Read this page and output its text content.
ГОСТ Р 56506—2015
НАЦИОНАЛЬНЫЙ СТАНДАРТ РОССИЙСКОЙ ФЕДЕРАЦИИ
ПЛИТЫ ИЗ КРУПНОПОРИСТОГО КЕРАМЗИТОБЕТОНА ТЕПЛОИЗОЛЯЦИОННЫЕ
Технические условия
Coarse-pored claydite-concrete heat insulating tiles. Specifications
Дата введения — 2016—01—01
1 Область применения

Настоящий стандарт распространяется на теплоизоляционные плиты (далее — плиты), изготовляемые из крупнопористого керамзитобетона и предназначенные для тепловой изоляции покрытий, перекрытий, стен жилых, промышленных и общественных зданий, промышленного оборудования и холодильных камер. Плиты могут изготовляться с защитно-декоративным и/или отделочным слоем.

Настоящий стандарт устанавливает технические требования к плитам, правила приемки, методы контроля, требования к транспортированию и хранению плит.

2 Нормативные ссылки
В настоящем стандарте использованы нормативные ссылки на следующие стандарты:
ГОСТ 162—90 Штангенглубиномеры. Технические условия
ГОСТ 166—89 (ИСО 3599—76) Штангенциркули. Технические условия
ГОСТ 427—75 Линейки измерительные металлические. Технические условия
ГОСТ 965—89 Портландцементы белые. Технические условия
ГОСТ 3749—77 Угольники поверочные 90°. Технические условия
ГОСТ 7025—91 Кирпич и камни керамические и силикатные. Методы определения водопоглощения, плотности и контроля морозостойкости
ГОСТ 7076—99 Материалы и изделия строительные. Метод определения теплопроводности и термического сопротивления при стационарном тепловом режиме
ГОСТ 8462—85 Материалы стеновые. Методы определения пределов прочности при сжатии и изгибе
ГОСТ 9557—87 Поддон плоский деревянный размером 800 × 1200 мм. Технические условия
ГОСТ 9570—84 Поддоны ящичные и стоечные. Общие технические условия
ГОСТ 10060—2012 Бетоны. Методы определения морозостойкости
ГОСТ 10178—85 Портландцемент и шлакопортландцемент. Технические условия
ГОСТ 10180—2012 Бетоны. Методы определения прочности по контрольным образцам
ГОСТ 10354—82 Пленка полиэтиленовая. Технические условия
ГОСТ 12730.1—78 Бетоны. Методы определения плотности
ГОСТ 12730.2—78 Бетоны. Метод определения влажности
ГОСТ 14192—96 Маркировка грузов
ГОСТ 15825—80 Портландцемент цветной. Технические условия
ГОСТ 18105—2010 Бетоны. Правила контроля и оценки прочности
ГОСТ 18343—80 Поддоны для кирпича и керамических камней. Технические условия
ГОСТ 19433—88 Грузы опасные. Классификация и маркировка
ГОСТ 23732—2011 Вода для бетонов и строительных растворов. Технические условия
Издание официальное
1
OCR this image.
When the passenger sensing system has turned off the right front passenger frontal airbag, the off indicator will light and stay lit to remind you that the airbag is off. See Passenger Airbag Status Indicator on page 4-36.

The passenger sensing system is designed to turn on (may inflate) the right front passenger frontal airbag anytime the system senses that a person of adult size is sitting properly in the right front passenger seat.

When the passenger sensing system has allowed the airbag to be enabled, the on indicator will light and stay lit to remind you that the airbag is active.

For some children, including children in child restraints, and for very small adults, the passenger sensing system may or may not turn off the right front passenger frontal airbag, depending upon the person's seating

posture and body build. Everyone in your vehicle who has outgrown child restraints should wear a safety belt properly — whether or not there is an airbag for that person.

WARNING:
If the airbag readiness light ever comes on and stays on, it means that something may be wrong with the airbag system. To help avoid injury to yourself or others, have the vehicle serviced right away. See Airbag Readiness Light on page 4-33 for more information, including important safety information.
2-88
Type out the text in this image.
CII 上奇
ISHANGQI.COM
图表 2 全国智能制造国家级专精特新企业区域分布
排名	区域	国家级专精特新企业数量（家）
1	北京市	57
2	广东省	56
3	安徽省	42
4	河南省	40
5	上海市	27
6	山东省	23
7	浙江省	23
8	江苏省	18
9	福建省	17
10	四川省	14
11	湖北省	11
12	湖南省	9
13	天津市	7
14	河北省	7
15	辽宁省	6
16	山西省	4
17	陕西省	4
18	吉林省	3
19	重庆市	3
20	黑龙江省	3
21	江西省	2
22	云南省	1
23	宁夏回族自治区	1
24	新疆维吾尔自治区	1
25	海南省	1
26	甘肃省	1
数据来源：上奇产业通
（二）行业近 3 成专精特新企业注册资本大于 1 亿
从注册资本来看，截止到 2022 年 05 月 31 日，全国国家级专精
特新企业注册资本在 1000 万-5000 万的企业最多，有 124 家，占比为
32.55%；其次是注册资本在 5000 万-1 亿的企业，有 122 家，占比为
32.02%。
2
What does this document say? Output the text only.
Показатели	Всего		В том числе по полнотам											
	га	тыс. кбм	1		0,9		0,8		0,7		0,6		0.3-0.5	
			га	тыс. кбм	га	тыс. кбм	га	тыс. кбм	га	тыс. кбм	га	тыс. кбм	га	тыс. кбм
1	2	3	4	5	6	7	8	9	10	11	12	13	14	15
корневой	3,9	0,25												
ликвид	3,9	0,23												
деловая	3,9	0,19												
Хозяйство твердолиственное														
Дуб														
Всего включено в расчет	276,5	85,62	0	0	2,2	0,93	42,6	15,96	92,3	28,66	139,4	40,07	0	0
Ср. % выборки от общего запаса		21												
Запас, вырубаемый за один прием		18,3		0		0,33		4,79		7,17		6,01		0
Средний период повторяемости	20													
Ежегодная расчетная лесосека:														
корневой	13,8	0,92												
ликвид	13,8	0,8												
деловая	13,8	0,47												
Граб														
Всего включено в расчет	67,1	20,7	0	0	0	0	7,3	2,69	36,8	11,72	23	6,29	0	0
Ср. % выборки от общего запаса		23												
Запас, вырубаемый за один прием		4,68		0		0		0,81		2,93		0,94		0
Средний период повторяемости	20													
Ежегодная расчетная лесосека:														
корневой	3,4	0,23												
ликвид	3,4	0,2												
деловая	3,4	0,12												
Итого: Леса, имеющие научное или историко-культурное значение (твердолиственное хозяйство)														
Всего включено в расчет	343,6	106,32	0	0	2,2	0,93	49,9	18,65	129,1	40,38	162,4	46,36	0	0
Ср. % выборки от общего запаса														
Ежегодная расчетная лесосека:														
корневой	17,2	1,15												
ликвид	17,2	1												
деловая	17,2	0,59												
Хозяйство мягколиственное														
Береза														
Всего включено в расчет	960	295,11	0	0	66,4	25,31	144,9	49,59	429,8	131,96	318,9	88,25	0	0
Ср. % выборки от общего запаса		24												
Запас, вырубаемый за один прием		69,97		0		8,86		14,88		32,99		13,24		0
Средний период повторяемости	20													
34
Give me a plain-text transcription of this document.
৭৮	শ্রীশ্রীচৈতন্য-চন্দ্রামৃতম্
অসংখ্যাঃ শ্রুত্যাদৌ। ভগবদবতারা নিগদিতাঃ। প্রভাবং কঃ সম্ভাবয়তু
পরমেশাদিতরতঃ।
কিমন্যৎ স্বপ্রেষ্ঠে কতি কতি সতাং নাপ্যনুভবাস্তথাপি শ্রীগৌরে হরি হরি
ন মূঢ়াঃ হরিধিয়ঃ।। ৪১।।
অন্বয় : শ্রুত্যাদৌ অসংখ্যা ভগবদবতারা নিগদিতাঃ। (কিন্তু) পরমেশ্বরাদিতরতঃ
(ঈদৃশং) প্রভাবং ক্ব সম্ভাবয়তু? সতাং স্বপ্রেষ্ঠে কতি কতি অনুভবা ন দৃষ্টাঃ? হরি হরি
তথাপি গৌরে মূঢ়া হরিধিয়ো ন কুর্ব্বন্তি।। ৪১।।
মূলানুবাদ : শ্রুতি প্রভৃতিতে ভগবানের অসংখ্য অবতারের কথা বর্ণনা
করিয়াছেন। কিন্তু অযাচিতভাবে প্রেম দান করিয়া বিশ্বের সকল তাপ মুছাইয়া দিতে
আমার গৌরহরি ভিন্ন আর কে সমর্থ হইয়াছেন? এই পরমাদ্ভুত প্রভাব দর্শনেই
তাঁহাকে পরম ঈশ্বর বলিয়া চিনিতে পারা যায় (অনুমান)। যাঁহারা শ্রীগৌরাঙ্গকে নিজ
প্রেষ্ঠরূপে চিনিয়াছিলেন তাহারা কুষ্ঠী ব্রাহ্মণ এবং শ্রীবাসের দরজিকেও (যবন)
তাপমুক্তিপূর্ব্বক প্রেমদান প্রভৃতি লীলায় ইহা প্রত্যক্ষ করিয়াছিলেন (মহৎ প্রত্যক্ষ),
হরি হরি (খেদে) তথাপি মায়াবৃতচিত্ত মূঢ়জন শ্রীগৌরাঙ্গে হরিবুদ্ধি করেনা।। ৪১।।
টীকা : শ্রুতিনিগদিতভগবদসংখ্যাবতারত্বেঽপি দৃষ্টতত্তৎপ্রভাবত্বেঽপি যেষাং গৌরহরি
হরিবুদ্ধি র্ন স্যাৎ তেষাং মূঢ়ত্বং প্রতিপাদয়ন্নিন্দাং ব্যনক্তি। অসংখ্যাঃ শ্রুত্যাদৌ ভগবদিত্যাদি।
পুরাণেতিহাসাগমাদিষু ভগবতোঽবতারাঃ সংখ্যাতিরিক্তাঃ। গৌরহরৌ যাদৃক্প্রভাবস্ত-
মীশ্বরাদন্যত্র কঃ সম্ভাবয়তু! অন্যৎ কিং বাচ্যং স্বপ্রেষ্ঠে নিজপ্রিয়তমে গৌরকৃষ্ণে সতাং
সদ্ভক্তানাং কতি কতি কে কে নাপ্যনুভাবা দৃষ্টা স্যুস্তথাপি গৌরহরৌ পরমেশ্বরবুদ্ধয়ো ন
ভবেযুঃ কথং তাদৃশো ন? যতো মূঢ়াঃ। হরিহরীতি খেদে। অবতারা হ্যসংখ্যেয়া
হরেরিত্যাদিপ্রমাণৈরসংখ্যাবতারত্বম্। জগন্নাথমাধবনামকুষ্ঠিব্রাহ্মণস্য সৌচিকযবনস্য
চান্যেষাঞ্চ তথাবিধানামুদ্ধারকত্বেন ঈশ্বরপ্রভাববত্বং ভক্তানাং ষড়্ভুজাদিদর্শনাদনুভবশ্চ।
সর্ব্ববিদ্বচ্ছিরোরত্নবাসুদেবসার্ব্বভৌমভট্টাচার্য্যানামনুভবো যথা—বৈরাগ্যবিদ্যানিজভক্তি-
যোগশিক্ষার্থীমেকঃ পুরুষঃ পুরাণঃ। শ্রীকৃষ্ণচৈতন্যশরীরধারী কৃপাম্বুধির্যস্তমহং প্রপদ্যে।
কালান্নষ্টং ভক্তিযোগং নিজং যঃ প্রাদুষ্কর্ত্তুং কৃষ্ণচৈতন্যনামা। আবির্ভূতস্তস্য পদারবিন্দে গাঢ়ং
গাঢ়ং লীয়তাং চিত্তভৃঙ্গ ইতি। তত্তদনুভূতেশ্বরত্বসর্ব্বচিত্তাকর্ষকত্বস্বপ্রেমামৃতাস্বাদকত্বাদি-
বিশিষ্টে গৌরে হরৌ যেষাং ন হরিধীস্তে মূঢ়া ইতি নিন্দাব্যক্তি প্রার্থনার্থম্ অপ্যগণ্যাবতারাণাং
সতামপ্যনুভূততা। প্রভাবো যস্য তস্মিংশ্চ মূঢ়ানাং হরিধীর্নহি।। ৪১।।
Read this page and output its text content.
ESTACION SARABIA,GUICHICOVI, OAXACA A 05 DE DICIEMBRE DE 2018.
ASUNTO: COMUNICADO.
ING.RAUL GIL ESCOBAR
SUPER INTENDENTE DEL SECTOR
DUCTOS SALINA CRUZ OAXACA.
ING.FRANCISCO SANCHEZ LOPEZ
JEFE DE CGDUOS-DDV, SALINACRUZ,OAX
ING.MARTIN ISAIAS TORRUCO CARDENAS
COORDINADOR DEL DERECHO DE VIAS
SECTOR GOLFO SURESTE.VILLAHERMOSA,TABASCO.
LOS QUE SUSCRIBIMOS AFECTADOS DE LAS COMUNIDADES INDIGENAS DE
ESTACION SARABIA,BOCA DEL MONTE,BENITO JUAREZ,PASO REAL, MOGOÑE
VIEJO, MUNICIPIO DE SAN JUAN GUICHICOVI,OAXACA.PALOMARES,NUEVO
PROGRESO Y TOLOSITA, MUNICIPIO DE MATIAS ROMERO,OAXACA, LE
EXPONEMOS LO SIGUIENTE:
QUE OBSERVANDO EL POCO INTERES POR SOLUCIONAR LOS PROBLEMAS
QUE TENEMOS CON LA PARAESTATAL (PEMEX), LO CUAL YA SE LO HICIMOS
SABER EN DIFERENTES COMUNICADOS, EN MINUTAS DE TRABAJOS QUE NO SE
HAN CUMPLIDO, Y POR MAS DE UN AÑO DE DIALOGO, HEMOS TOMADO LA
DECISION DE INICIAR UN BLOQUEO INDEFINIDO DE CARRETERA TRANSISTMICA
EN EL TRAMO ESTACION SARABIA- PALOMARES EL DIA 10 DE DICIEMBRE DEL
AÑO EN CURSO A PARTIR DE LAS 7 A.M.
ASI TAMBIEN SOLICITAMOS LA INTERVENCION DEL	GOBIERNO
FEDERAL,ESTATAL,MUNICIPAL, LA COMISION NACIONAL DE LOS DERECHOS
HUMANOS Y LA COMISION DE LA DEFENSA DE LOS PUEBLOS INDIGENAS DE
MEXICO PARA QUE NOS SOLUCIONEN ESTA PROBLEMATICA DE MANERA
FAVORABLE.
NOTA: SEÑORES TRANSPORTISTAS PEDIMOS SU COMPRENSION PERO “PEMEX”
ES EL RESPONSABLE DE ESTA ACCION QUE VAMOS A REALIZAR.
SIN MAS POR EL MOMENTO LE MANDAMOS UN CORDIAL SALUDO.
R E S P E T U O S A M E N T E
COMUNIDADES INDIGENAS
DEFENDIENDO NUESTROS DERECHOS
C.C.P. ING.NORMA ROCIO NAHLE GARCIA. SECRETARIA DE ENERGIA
********************
The request. Work out the number of lines in this listing that include the word "прочности". Reply with that number only.

Final result. 3